WHAT YOU WILL DO – Reproduce the listing below in full and without alteration, apart from its pictures.

INFORMATION SHOWN –
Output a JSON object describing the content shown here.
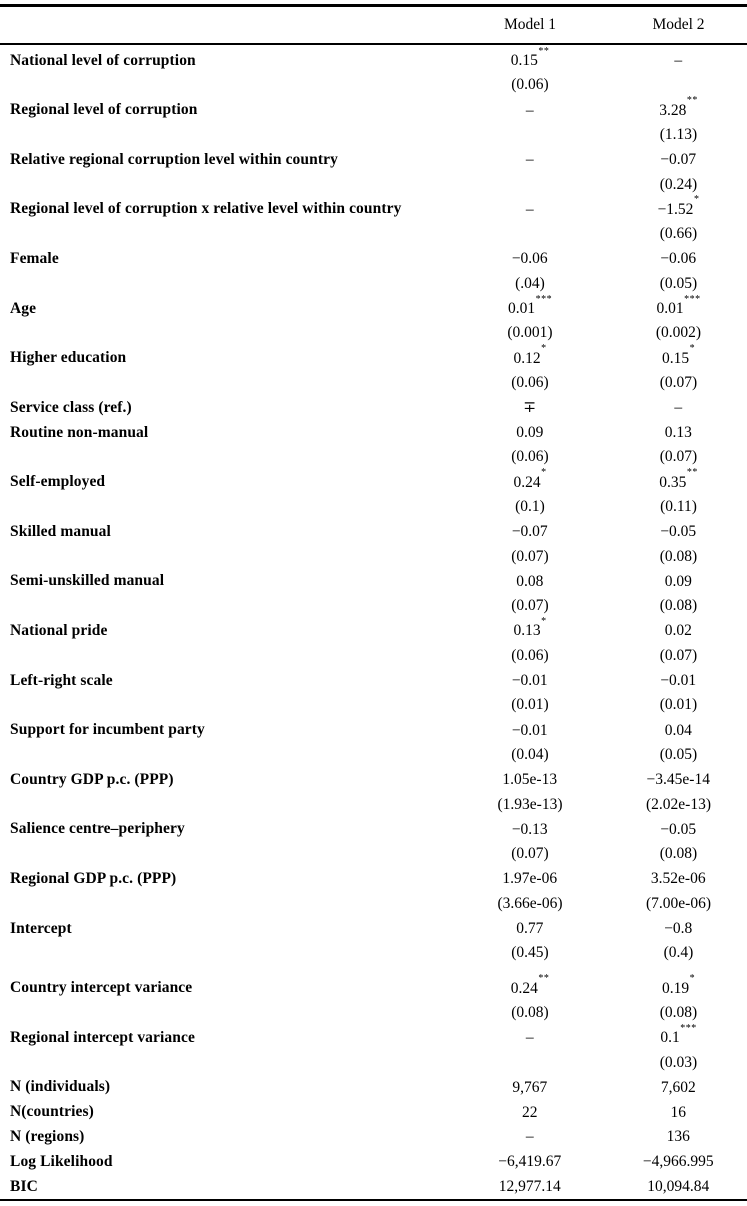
{
  "table": {
    "columns": [
      "Model 1",
      "Model 2"
    ],
    "rows": [
      {
        "label": "National level of corruption",
        "m1": "0.15",
        "m1_stars": "**",
        "m1_se": "(0.06)",
        "m2": "–",
        "m2_se": ""
      },
      {
        "label": "Regional level of corruption",
        "m1": "–",
        "m1_se": "",
        "m2": "3.28",
        "m2_stars": "**",
        "m2_se": "(1.13)"
      },
      {
        "label": "Relative regional corruption level within country",
        "m1": "–",
        "m1_se": "",
        "m2": "−0.07",
        "m2_se": "(0.24)"
      },
      {
        "label": "Regional level of corruption x relative level within country",
        "m1": "–",
        "m1_se": "",
        "m2": "−1.52",
        "m2_stars": "*",
        "m2_se": "(0.66)"
      },
      {
        "label": "Female",
        "m1": "−0.06",
        "m1_se": "(.04)",
        "m2": "−0.06",
        "m2_se": "(0.05)"
      },
      {
        "label": "Age",
        "m1": "0.01",
        "m1_stars": "***",
        "m1_se": "(0.001)",
        "m2": "0.01",
        "m2_stars": "***",
        "m2_se": "(0.002)"
      },
      {
        "label": "Higher education",
        "m1": "0.12",
        "m1_stars": "*",
        "m1_se": "(0.06)",
        "m2": "0.15",
        "m2_stars": "*",
        "m2_se": "(0.07)"
      },
      {
        "label": "Service class (ref.)",
        "m1": "∓",
        "m2": "–"
      },
      {
        "label": "Routine non-manual",
        "m1": "0.09",
        "m1_se": "(0.06)",
        "m2": "0.13",
        "m2_se": "(0.07)"
      },
      {
        "label": "Self-employed",
        "m1": "0.24",
        "m1_stars": "*",
        "m1_se": "(0.1)",
        "m2": "0.35",
        "m2_stars": "**",
        "m2_se": "(0.11)"
      },
      {
        "label": "Skilled manual",
        "m1": "−0.07",
        "m1_se": "(0.07)",
        "m2": "−0.05",
        "m2_se": "(0.08)"
      },
      {
        "label": "Semi-unskilled manual",
        "m1": "0.08",
        "m1_se": "(0.07)",
        "m2": "0.09",
        "m2_se": "(0.08)"
      },
      {
        "label": "National pride",
        "m1": "0.13",
        "m1_stars": "*",
        "m1_se": "(0.06)",
        "m2": "0.02",
        "m2_se": "(0.07)"
      },
      {
        "label": "Left-right scale",
        "m1": "−0.01",
        "m1_se": "(0.01)",
        "m2": "−0.01",
        "m2_se": "(0.01)"
      },
      {
        "label": "Support for incumbent party",
        "m1": "−0.01",
        "m1_se": "(0.04)",
        "m2": "0.04",
        "m2_se": "(0.05)"
      },
      {
        "label": "Country GDP p.c. (PPP)",
        "m1": "1.05e-13",
        "m1_se": "(1.93e-13)",
        "m2": "−3.45e-14",
        "m2_se": "(2.02e-13)"
      },
      {
        "label": "Salience centre–periphery",
        "m1": "−0.13",
        "m1_se": "(0.07)",
        "m2": "−0.05",
        "m2_se": "(0.08)"
      },
      {
        "label": "Regional GDP p.c. (PPP)",
        "m1": "1.97e-06",
        "m1_se": "(3.66e-06)",
        "m2": "3.52e-06",
        "m2_se": "(7.00e-06)"
      },
      {
        "label": "Intercept",
        "m1": "0.77",
        "m1_se": "(0.45)",
        "m2": "−0.8",
        "m2_se": "(0.4)"
      },
      {
        "label": "Country intercept variance",
        "gap_before": true,
        "m1": "0.24",
        "m1_stars": "**",
        "m1_se": "(0.08)",
        "m2": "0.19",
        "m2_stars": "*",
        "m2_se": "(0.08)"
      },
      {
        "label": "Regional intercept variance",
        "m1": "–",
        "m1_se": "",
        "m2": "0.1",
        "m2_stars": "***",
        "m2_se": "(0.03)"
      },
      {
        "label": "N (individuals)",
        "m1": "9,767",
        "m2": "7,602"
      },
      {
        "label": "N(countries)",
        "m1": "22",
        "m2": "16"
      },
      {
        "label": "N (regions)",
        "m1": "–",
        "m2": "136"
      },
      {
        "label": "Log Likelihood",
        "m1": "−6,419.67",
        "m2": "−4,966.995"
      },
      {
        "label": "BIC",
        "m1": "12,977.14",
        "m2": "10,094.84"
      }
    ]
  }
}
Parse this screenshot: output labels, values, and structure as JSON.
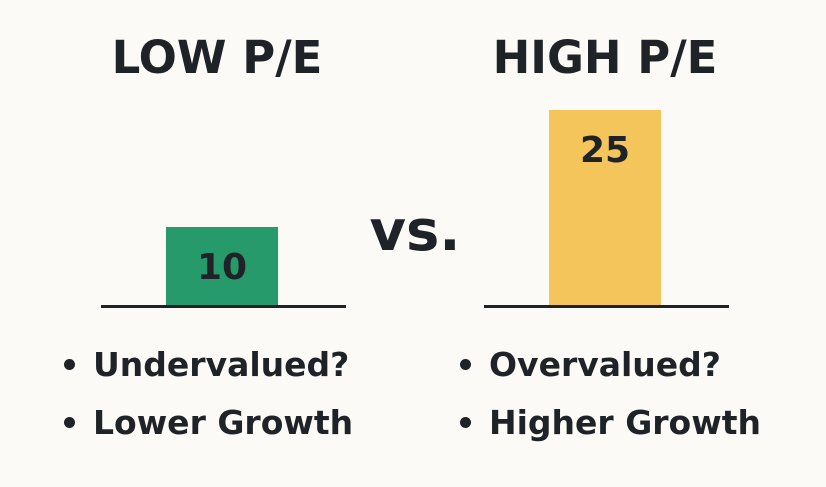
{
  "left_panel": {
    "title": "LOW P/E",
    "bullets": [
      "Undervalued?",
      "Lower Growth"
    ]
  },
  "right_panel": {
    "title": "HIGH P/E",
    "bullets": [
      "Overvalued?",
      "Higher Growth"
    ]
  },
  "vs_label": "vs.",
  "colors": {
    "low": "#269a6b",
    "high": "#f4c55a",
    "ink": "#1f2327",
    "background": "#fbfaf6"
  },
  "chart_data": {
    "type": "bar",
    "categories": [
      "LOW P/E",
      "HIGH P/E"
    ],
    "values": [
      10,
      25
    ],
    "data_labels": [
      "10",
      "25"
    ],
    "ylim": [
      0,
      25
    ],
    "grid": false,
    "legend": "none"
  }
}
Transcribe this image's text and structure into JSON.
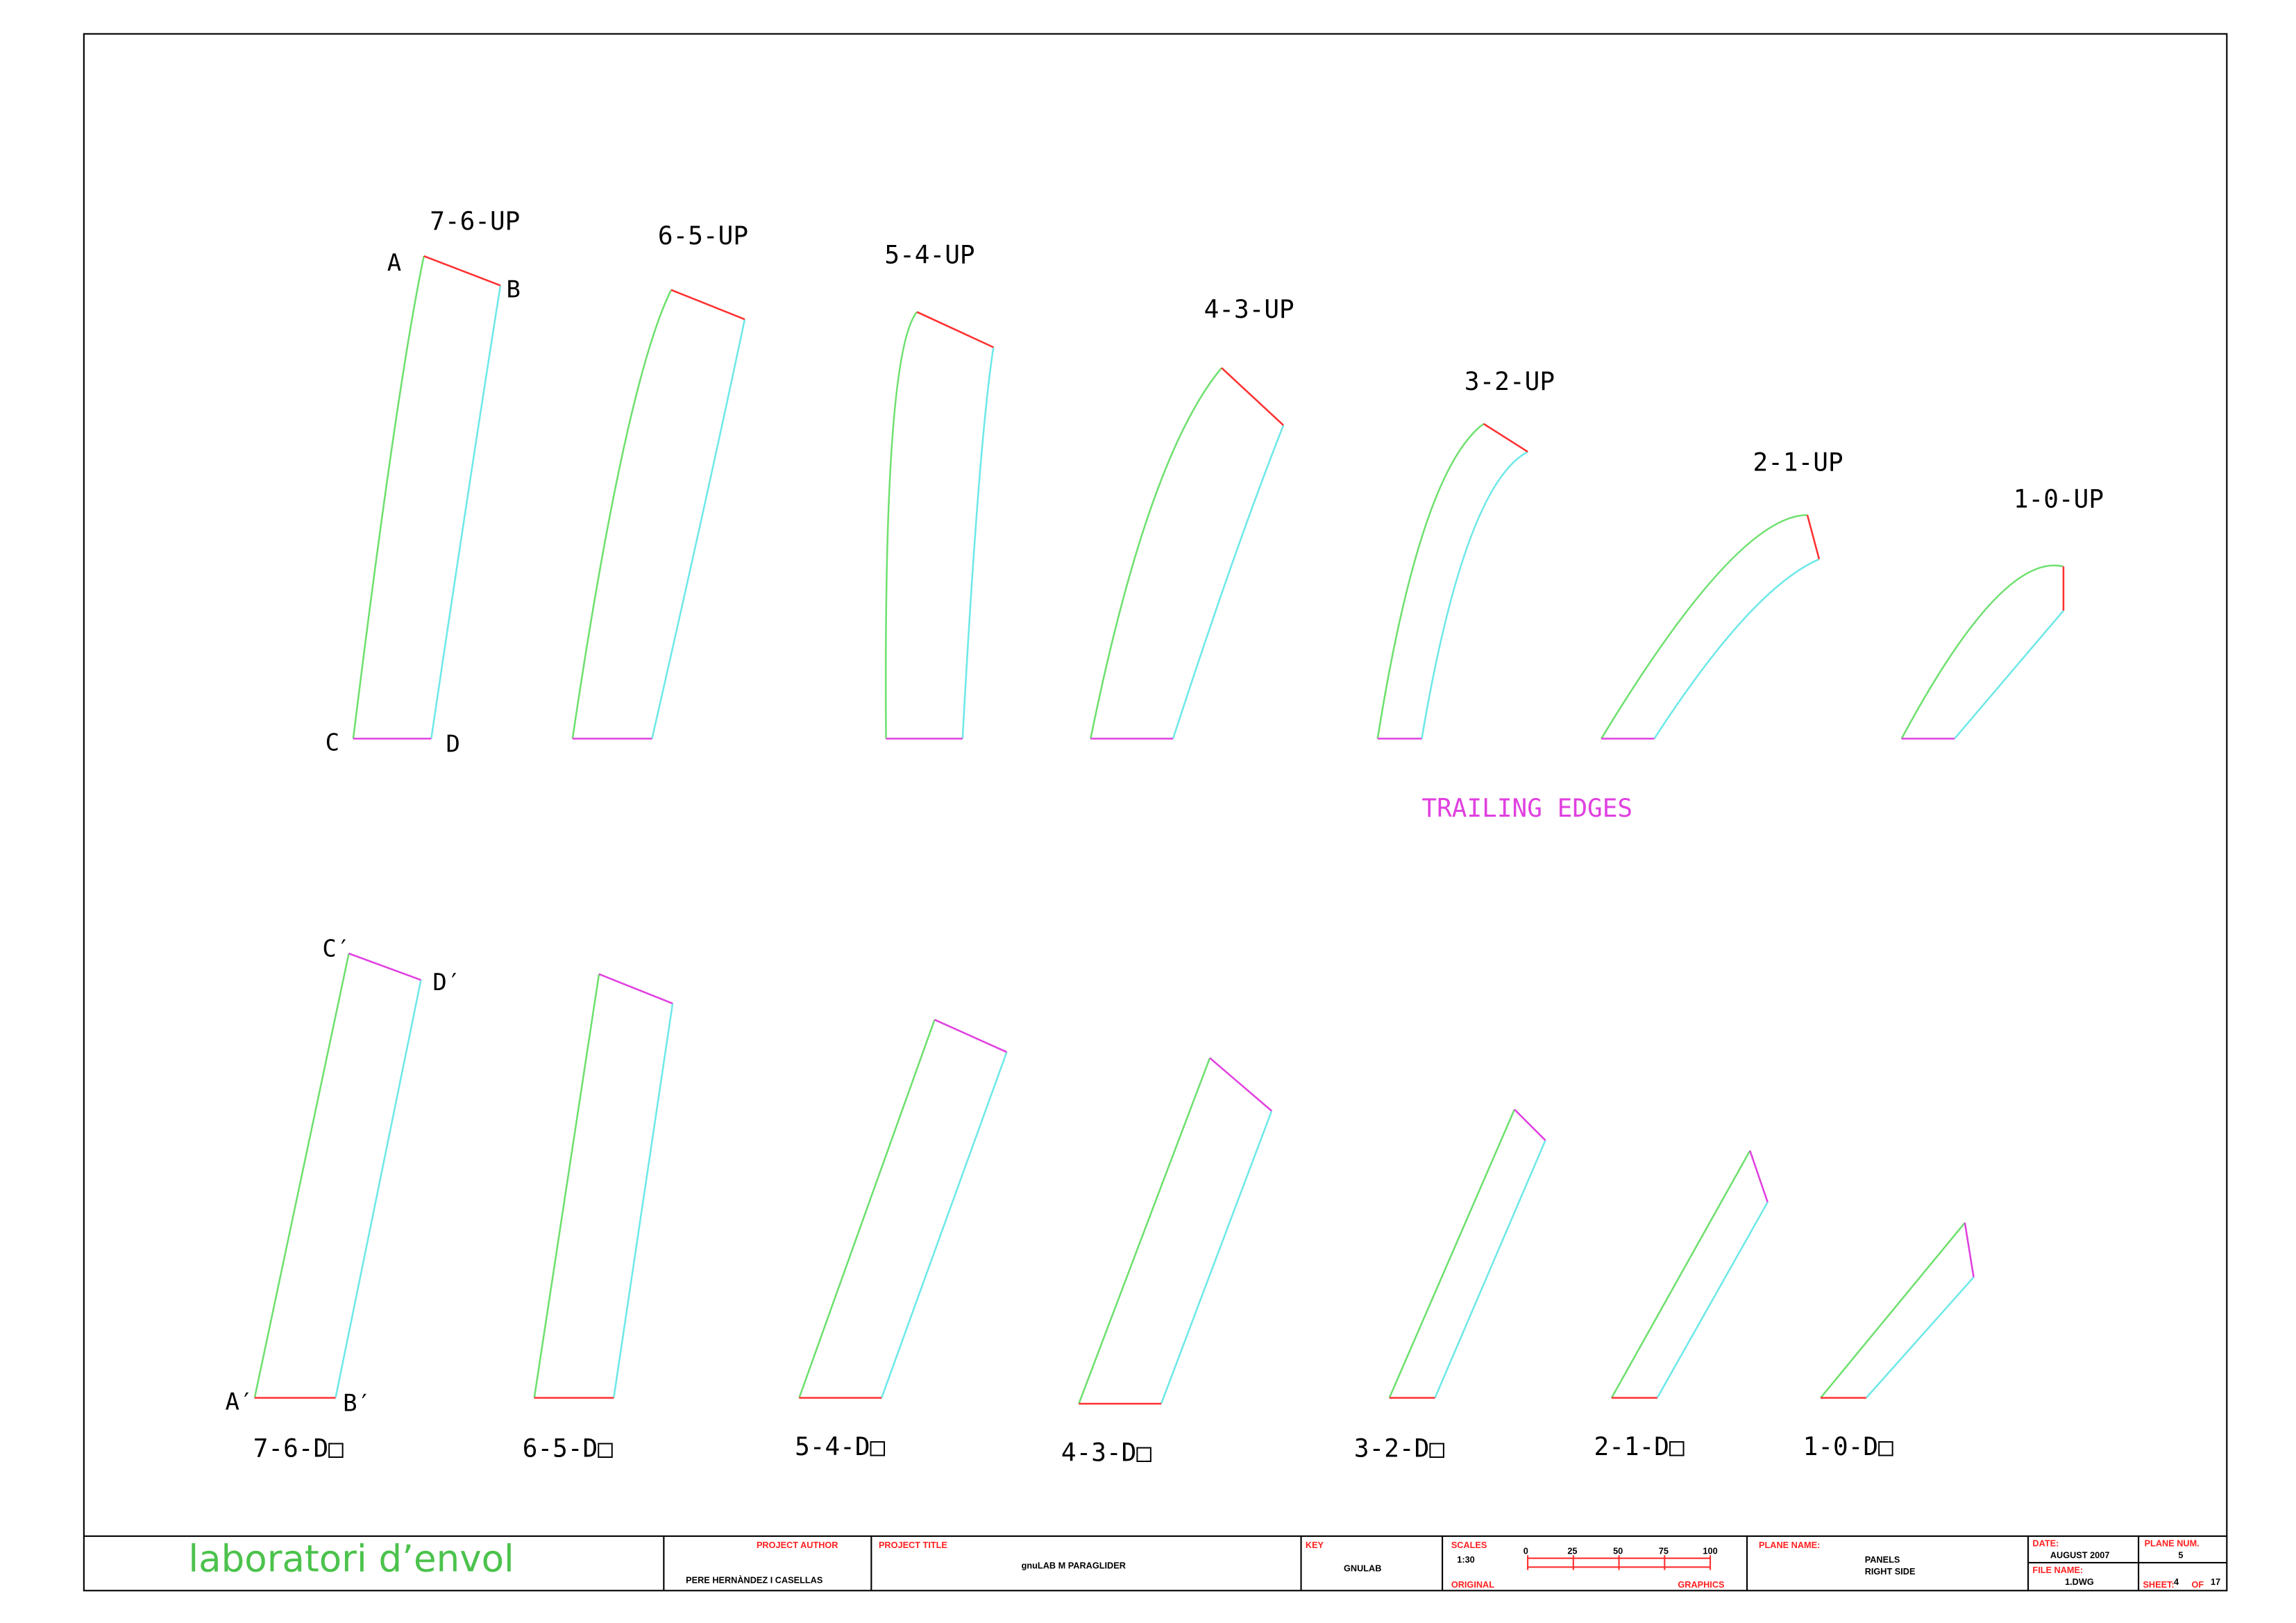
{
  "panels_upper": [
    "7-6-UP",
    "6-5-UP",
    "5-4-UP",
    "4-3-UP",
    "3-2-UP",
    "2-1-UP",
    "1-0-UP"
  ],
  "panels_lower": [
    "7-6-D□",
    "6-5-D□",
    "5-4-D□",
    "4-3-D□",
    "3-2-D□",
    "2-1-D□",
    "1-0-D□"
  ],
  "point_labels": [
    "A",
    "B",
    "C",
    "D",
    "C′",
    "D′",
    "A′",
    "B′"
  ],
  "annotation": "TRAILING EDGES",
  "title_block": {
    "logo": "laboratori d’envol",
    "author_label": "PROJECT AUTHOR",
    "author": "PERE HERNÀNDEZ I CASELLAS",
    "title_label": "PROJECT TITLE",
    "title": "gnuLAB M PARAGLIDER",
    "key_label": "KEY",
    "key": "GNULAB",
    "scales_label": "SCALES",
    "scale": "1:30",
    "scale_ticks": [
      "0",
      "25",
      "50",
      "75",
      "100"
    ],
    "original": "ORIGINAL",
    "graphics": "GRAPHICS",
    "plane_name_label": "PLANE NAME:",
    "plane_name": [
      "PANELS",
      "RIGHT SIDE"
    ],
    "date_label": "DATE:",
    "date": "AUGUST 2007",
    "plane_num_label": "PLANE NUM.",
    "plane_num": "5",
    "file_name_label": "FILE NAME:",
    "file_name": "1.DWG",
    "sheet_label": "SHEET:",
    "sheet": "4",
    "of": "OF",
    "sheets": "17"
  }
}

CORRECT ANSWER –
Output a JSON object describing the content shown here.
{
  "table": {
    "columns": [
      "Model 1",
      "Model 2"
    ],
    "rows": [
      {
        "label": "National level of corruption",
        "m1": "0.15",
        "m1_stars": "**",
        "m1_se": "(0.06)",
        "m2": "–",
        "m2_se": ""
      },
      {
        "label": "Regional level of corruption",
        "m1": "–",
        "m1_se": "",
        "m2": "3.28",
        "m2_stars": "**",
        "m2_se": "(1.13)"
      },
      {
        "label": "Relative regional corruption level within country",
        "m1": "–",
        "m1_se": "",
        "m2": "−0.07",
        "m2_se": "(0.24)"
      },
      {
        "label": "Regional level of corruption x relative level within country",
        "m1": "–",
        "m1_se": "",
        "m2": "−1.52",
        "m2_stars": "*",
        "m2_se": "(0.66)"
      },
      {
        "label": "Female",
        "m1": "−0.06",
        "m1_se": "(.04)",
        "m2": "−0.06",
        "m2_se": "(0.05)"
      },
      {
        "label": "Age",
        "m1": "0.01",
        "m1_stars": "***",
        "m1_se": "(0.001)",
        "m2": "0.01",
        "m2_stars": "***",
        "m2_se": "(0.002)"
      },
      {
        "label": "Higher education",
        "m1": "0.12",
        "m1_stars": "*",
        "m1_se": "(0.06)",
        "m2": "0.15",
        "m2_stars": "*",
        "m2_se": "(0.07)"
      },
      {
        "label": "Service class (ref.)",
        "m1": "∓",
        "m2": "–"
      },
      {
        "label": "Routine non-manual",
        "m1": "0.09",
        "m1_se": "(0.06)",
        "m2": "0.13",
        "m2_se": "(0.07)"
      },
      {
        "label": "Self-employed",
        "m1": "0.24",
        "m1_stars": "*",
        "m1_se": "(0.1)",
        "m2": "0.35",
        "m2_stars": "**",
        "m2_se": "(0.11)"
      },
      {
        "label": "Skilled manual",
        "m1": "−0.07",
        "m1_se": "(0.07)",
        "m2": "−0.05",
        "m2_se": "(0.08)"
      },
      {
        "label": "Semi-unskilled manual",
        "m1": "0.08",
        "m1_se": "(0.07)",
        "m2": "0.09",
        "m2_se": "(0.08)"
      },
      {
        "label": "National pride",
        "m1": "0.13",
        "m1_stars": "*",
        "m1_se": "(0.06)",
        "m2": "0.02",
        "m2_se": "(0.07)"
      },
      {
        "label": "Left-right scale",
        "m1": "−0.01",
        "m1_se": "(0.01)",
        "m2": "−0.01",
        "m2_se": "(0.01)"
      },
      {
        "label": "Support for incumbent party",
        "m1": "−0.01",
        "m1_se": "(0.04)",
        "m2": "0.04",
        "m2_se": "(0.05)"
      },
      {
        "label": "Country GDP p.c. (PPP)",
        "m1": "1.05e-13",
        "m1_se": "(1.93e-13)",
        "m2": "−3.45e-14",
        "m2_se": "(2.02e-13)"
      },
      {
        "label": "Salience centre–periphery",
        "m1": "−0.13",
        "m1_se": "(0.07)",
        "m2": "−0.05",
        "m2_se": "(0.08)"
      },
      {
        "label": "Regional GDP p.c. (PPP)",
        "m1": "1.97e-06",
        "m1_se": "(3.66e-06)",
        "m2": "3.52e-06",
        "m2_se": "(7.00e-06)"
      },
      {
        "label": "Intercept",
        "m1": "0.77",
        "m1_se": "(0.45)",
        "m2": "−0.8",
        "m2_se": "(0.4)"
      },
      {
        "label": "Country intercept variance",
        "gap_before": true,
        "m1": "0.24",
        "m1_stars": "**",
        "m1_se": "(0.08)",
        "m2": "0.19",
        "m2_stars": "*",
        "m2_se": "(0.08)"
      },
      {
        "label": "Regional intercept variance",
        "m1": "–",
        "m1_se": "",
        "m2": "0.1",
        "m2_stars": "***",
        "m2_se": "(0.03)"
      },
      {
        "label": "N (individuals)",
        "m1": "9,767",
        "m2": "7,602"
      },
      {
        "label": "N(countries)",
        "m1": "22",
        "m2": "16"
      },
      {
        "label": "N (regions)",
        "m1": "–",
        "m2": "136"
      },
      {
        "label": "Log Likelihood",
        "m1": "−6,419.67",
        "m2": "−4,966.995"
      },
      {
        "label": "BIC",
        "m1": "12,977.14",
        "m2": "10,094.84"
      }
    ]
  }
}
Parse this screenshot: output labels, values, and structure as JSON.
{
  "left_panel": {
    "title": "LOW P/E",
    "bullets": [
      "Undervalued?",
      "Lower Growth"
    ]
  },
  "right_panel": {
    "title": "HIGH P/E",
    "bullets": [
      "Overvalued?",
      "Higher Growth"
    ]
  },
  "vs_label": "vs.",
  "colors": {
    "low": "#269a6b",
    "high": "#f4c55a",
    "ink": "#1f2327",
    "background": "#fbfaf6"
  },
  "chart_data": {
    "type": "bar",
    "categories": [
      "LOW P/E",
      "HIGH P/E"
    ],
    "values": [
      10,
      25
    ],
    "data_labels": [
      "10",
      "25"
    ],
    "ylim": [
      0,
      25
    ],
    "grid": false,
    "legend": "none"
  }
}
Transcribe this image's text and structure into JSON.
{
  "panels_upper": [
    "7-6-UP",
    "6-5-UP",
    "5-4-UP",
    "4-3-UP",
    "3-2-UP",
    "2-1-UP",
    "1-0-UP"
  ],
  "panels_lower": [
    "7-6-D□",
    "6-5-D□",
    "5-4-D□",
    "4-3-D□",
    "3-2-D□",
    "2-1-D□",
    "1-0-D□"
  ],
  "point_labels": [
    "A",
    "B",
    "C",
    "D",
    "C′",
    "D′",
    "A′",
    "B′"
  ],
  "annotation": "TRAILING EDGES",
  "title_block": {
    "logo": "laboratori d’envol",
    "author_label": "PROJECT AUTHOR",
    "author": "PERE HERNÀNDEZ I CASELLAS",
    "title_label": "PROJECT TITLE",
    "title": "gnuLAB M PARAGLIDER",
    "key_label": "KEY",
    "key": "GNULAB",
    "scales_label": "SCALES",
    "scale": "1:30",
    "scale_ticks": [
      "0",
      "25",
      "50",
      "75",
      "100"
    ],
    "original": "ORIGINAL",
    "graphics": "GRAPHICS",
    "plane_name_label": "PLANE NAME:",
    "plane_name": [
      "PANELS",
      "RIGHT SIDE"
    ],
    "date_label": "DATE:",
    "date": "AUGUST 2007",
    "plane_num_label": "PLANE NUM.",
    "plane_num": "5",
    "file_name_label": "FILE NAME:",
    "file_name": "1.DWG",
    "sheet_label": "SHEET:",
    "sheet": "4",
    "of": "OF",
    "sheets": "17"
  }
}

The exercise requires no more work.